# WHAT YOU ARE ASKED TO DO
Identify, in the records below, every line where the string "Luftdruck" appears, and copy each such line.

☆ ☆ ☆ ☆

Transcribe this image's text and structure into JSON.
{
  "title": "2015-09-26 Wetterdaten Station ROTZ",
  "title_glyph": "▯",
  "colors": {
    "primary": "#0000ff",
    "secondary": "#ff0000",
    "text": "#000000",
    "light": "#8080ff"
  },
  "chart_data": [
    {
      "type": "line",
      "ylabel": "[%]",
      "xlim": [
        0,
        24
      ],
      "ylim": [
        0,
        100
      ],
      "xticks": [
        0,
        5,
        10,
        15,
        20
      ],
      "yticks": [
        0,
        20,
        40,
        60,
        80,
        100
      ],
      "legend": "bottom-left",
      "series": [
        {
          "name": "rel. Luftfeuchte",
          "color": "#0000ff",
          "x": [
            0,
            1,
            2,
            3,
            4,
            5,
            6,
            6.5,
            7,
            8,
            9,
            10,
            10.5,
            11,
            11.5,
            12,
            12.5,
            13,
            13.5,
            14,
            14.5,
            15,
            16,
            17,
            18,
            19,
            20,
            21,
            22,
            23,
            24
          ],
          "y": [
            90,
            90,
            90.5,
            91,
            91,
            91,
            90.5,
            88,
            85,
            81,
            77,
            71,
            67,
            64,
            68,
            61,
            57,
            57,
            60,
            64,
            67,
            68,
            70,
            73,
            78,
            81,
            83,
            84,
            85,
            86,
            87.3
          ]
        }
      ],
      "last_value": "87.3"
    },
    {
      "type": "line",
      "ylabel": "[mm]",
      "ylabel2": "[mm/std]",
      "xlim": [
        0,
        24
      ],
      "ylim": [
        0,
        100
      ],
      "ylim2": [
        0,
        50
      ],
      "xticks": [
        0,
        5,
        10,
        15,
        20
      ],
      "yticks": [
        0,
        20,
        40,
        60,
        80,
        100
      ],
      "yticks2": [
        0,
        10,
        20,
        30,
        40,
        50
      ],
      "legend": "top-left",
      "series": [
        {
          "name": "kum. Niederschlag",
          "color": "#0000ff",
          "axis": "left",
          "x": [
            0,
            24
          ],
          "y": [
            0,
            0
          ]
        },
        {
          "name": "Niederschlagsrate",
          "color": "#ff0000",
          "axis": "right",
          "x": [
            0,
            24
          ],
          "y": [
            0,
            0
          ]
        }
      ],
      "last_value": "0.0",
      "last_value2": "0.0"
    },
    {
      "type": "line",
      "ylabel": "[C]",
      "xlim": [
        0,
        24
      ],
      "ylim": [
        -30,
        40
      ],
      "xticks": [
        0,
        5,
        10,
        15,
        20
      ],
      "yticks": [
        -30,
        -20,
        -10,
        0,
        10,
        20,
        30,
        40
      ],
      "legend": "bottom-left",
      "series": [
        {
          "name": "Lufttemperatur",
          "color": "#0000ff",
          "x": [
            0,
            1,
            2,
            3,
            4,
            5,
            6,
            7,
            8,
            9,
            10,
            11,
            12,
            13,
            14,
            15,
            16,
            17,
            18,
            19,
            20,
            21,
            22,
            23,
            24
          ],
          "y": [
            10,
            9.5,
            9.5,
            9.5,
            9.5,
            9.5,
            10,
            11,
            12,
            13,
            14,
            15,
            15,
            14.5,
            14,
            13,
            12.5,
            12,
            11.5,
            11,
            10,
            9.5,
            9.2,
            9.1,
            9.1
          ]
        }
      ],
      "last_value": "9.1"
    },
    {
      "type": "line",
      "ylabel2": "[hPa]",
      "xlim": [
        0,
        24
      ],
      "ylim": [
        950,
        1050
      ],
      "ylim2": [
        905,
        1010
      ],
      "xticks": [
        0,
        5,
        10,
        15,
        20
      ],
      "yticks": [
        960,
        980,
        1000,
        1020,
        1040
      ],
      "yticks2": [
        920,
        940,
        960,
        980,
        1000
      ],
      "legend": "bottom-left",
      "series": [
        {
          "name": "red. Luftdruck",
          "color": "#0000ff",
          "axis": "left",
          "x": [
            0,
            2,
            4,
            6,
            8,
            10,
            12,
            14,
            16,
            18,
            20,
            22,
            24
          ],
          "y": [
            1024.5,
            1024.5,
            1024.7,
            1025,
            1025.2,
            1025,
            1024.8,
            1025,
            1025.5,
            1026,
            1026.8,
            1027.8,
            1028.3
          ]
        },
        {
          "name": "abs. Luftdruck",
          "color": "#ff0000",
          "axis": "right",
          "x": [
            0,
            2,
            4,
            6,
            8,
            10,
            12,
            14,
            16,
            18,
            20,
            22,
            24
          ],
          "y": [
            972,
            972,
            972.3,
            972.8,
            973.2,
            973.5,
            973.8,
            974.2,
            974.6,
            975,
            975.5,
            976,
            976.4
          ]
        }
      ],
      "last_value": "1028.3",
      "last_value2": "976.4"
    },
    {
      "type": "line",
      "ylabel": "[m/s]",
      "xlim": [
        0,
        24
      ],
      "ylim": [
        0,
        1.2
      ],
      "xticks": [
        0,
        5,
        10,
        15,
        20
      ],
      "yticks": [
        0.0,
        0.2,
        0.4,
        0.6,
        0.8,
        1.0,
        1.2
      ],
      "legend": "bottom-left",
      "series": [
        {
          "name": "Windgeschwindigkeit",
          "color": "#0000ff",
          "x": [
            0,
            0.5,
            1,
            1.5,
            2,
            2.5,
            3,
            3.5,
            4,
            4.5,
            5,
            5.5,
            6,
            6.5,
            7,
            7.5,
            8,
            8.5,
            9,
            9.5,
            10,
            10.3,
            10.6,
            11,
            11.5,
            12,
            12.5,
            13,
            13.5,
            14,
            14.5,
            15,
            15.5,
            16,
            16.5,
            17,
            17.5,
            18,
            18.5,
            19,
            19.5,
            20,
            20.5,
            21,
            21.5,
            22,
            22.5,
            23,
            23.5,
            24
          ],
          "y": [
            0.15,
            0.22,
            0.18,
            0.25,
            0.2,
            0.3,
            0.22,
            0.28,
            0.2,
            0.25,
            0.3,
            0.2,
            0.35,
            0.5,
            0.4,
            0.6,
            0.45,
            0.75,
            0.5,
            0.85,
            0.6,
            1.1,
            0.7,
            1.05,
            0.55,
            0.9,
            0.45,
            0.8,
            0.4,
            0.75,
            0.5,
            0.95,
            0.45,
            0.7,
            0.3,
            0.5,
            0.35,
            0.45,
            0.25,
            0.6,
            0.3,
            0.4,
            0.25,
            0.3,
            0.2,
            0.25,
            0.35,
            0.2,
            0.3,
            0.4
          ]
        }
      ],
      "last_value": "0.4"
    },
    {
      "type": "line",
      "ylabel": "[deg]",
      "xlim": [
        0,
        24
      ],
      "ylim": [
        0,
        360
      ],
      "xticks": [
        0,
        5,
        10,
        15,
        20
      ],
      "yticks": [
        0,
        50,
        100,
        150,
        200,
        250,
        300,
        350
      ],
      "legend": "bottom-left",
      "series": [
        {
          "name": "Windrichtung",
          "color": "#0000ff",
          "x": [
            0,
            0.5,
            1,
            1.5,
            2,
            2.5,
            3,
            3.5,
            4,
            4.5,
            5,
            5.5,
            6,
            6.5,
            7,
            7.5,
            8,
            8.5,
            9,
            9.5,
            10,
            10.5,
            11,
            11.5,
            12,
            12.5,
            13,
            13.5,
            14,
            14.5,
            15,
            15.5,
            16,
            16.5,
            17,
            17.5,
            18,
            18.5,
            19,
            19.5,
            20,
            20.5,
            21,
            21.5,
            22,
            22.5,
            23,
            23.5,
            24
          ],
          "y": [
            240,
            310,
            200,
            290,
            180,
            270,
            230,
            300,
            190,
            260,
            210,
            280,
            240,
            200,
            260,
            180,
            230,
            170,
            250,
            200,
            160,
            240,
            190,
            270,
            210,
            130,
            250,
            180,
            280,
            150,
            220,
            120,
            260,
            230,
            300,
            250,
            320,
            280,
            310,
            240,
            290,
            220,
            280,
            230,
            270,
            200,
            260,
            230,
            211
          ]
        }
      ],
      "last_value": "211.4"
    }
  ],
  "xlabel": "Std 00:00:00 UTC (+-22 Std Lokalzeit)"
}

☆ ☆ ☆ ☆

# ANSWER TO THIS EXERCISE
          "name": "red. Luftdruck",
          "name": "abs. Luftdruck",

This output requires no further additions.